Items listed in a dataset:
_ _ _ _ _

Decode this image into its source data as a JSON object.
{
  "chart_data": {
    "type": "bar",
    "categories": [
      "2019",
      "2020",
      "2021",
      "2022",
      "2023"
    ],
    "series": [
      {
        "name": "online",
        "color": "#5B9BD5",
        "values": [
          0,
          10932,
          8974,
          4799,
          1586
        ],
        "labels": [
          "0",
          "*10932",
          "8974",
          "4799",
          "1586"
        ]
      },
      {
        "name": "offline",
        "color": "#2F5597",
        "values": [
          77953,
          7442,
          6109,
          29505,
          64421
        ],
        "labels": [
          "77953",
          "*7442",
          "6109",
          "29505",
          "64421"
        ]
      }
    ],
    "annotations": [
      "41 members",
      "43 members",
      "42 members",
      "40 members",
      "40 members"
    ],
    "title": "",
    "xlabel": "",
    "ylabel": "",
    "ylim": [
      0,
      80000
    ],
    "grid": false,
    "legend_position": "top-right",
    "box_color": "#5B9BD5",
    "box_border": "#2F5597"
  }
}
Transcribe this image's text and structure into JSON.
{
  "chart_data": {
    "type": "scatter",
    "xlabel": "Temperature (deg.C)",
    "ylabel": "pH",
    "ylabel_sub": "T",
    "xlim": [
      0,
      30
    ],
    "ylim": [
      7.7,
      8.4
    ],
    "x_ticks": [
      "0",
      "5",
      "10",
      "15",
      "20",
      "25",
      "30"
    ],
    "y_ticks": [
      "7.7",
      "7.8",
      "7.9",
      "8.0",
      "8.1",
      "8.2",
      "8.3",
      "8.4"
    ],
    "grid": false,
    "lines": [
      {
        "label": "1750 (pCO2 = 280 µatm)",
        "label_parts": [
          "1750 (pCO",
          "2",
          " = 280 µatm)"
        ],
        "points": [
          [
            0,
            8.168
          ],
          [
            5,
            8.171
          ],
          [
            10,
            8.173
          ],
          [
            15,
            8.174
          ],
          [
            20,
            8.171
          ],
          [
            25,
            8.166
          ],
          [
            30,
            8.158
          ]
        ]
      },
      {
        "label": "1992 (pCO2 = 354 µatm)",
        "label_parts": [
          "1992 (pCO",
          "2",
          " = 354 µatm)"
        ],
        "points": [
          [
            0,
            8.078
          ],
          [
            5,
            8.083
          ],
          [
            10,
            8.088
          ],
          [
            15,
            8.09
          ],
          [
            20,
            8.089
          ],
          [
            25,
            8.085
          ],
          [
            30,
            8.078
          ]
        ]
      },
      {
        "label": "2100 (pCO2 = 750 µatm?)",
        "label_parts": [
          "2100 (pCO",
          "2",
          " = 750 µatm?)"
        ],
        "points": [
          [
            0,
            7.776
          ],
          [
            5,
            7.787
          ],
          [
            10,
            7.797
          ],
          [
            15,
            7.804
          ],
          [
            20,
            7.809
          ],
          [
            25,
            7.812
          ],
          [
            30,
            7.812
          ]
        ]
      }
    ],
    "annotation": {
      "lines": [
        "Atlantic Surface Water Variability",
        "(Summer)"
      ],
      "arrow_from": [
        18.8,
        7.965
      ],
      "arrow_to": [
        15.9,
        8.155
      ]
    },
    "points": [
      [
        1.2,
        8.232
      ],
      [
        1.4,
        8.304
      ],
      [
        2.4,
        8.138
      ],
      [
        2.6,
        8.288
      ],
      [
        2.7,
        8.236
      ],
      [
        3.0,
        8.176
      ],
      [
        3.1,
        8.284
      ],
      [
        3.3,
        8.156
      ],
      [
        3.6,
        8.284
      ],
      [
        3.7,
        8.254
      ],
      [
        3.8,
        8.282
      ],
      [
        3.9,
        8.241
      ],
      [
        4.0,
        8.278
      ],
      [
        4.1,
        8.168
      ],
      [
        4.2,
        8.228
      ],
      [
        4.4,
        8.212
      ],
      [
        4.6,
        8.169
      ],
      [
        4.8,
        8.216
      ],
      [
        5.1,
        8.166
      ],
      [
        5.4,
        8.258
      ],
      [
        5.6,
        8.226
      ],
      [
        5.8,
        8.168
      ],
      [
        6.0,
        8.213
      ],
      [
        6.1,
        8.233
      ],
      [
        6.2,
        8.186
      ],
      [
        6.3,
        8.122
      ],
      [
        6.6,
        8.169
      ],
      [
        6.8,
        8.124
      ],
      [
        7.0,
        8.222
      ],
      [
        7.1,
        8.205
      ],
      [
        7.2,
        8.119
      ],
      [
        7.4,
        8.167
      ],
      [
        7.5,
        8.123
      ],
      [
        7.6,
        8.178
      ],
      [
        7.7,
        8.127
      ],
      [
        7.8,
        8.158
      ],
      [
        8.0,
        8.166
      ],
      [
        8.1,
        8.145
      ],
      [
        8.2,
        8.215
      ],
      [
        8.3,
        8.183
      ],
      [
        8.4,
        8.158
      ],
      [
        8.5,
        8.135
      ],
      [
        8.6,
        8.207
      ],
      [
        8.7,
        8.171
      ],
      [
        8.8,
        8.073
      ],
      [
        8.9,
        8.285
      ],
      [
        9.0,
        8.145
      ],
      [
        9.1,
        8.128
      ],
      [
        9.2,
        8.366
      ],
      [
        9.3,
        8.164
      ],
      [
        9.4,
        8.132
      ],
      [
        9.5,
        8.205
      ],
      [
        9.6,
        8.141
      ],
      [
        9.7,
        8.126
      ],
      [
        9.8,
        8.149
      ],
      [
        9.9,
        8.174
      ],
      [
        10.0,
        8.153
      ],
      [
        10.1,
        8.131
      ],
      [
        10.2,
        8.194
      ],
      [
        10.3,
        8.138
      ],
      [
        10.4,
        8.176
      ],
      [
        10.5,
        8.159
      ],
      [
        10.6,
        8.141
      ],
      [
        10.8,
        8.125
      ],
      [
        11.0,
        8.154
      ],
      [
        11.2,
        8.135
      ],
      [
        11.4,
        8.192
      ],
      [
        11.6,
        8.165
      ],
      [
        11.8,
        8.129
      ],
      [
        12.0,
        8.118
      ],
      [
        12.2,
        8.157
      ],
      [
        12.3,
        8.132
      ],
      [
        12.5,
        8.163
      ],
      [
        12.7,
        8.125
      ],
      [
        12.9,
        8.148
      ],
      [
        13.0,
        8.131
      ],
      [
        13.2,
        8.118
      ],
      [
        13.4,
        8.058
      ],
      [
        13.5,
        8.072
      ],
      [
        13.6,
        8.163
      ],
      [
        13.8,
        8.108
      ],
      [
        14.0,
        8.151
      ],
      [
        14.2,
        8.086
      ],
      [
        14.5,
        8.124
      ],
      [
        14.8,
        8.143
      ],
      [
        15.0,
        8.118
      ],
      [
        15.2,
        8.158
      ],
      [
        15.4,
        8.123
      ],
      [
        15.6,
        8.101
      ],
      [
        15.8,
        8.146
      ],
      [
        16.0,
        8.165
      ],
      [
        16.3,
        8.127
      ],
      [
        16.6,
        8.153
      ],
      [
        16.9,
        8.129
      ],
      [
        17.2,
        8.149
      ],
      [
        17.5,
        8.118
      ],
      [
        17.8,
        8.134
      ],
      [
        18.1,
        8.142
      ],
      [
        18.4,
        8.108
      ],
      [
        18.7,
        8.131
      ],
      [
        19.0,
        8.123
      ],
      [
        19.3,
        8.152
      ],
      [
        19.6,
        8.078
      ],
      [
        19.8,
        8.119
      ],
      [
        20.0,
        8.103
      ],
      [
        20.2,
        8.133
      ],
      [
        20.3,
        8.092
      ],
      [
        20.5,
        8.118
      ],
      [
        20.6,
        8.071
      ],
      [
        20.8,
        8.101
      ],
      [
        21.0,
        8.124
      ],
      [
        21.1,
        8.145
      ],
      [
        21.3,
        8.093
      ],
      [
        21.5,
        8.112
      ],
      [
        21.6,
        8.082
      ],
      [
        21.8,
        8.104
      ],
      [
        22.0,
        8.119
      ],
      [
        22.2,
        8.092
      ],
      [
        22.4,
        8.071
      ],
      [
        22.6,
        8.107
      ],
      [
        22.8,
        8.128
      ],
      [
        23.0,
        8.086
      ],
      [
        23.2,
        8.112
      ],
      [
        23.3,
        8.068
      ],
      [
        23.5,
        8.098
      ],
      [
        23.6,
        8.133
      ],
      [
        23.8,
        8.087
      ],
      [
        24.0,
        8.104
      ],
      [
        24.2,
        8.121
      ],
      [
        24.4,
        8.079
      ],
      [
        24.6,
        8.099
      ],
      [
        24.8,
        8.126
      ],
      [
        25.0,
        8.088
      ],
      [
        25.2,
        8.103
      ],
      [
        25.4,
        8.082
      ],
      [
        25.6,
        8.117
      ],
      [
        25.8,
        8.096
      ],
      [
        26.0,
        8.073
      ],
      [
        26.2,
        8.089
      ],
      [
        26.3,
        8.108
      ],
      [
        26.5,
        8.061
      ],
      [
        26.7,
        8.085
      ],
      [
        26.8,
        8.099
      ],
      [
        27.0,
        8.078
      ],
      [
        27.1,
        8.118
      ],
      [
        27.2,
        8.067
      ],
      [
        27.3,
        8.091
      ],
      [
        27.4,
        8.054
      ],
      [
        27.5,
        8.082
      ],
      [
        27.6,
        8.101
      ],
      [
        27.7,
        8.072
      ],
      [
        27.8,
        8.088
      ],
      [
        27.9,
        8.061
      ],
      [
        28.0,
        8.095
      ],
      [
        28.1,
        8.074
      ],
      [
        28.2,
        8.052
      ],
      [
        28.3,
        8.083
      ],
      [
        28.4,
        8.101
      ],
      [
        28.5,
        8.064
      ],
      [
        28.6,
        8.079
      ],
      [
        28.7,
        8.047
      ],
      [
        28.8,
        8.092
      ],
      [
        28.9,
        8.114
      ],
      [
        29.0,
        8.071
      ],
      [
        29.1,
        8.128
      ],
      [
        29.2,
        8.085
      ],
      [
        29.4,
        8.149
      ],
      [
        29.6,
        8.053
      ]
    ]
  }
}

_ _ _ _ _

- [WHAT YOU HAVE TO DO]:
Go through the entries above and count the lines containing the word "image"; give only that count.

- [SOLUTION FOR THIS EXERCISE]:
2